**WRITTEN REQUEST**
Select every line below containing the word "unam".
····················
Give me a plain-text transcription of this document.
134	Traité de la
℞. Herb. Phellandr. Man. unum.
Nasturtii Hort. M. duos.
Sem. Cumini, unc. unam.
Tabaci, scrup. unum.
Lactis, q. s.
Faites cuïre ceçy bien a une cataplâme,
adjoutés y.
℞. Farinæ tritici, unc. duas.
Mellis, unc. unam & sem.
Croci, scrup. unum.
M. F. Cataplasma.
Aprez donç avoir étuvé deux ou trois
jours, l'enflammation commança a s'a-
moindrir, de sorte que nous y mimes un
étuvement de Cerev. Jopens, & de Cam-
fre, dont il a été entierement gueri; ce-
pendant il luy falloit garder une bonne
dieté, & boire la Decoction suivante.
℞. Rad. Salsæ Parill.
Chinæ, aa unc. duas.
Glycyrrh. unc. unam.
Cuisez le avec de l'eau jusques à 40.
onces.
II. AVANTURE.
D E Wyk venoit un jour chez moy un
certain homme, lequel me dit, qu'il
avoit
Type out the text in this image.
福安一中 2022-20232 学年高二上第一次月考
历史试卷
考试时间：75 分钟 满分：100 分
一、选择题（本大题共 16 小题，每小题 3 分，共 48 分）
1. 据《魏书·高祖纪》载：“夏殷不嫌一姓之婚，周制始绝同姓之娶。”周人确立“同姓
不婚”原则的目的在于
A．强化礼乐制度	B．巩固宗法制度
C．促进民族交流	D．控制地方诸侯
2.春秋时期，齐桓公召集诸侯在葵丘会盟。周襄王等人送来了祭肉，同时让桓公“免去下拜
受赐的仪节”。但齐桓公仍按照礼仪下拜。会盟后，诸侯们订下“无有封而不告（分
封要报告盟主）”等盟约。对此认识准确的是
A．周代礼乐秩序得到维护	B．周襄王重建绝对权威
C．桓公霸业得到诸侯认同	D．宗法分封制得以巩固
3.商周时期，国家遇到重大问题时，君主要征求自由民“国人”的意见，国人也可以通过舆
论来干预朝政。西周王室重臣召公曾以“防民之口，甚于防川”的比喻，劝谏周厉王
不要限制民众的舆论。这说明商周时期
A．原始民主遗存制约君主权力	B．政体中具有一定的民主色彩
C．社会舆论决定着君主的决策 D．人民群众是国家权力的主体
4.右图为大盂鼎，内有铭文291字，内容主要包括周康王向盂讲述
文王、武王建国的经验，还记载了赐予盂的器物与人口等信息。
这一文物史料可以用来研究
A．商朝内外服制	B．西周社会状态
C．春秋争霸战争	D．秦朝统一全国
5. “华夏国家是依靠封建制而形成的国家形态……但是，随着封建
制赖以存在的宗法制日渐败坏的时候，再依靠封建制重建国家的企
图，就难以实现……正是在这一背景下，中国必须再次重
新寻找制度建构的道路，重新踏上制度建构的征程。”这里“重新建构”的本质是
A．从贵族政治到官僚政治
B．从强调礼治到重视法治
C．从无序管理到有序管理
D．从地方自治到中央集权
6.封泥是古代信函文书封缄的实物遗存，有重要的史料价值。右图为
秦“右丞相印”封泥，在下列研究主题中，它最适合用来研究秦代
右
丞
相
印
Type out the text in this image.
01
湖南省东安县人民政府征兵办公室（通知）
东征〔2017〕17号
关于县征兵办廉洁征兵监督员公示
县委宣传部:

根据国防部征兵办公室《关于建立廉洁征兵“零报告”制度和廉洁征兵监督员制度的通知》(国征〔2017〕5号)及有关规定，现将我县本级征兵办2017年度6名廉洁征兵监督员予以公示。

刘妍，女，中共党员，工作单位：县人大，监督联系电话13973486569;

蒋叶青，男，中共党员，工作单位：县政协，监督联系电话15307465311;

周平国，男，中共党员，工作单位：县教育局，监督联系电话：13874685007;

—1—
····················
**THE OUTPUT**
Sem. Cumini, unc. unam.
Mellis, unc. unam & sem.
Glycyrrh. unc. unam.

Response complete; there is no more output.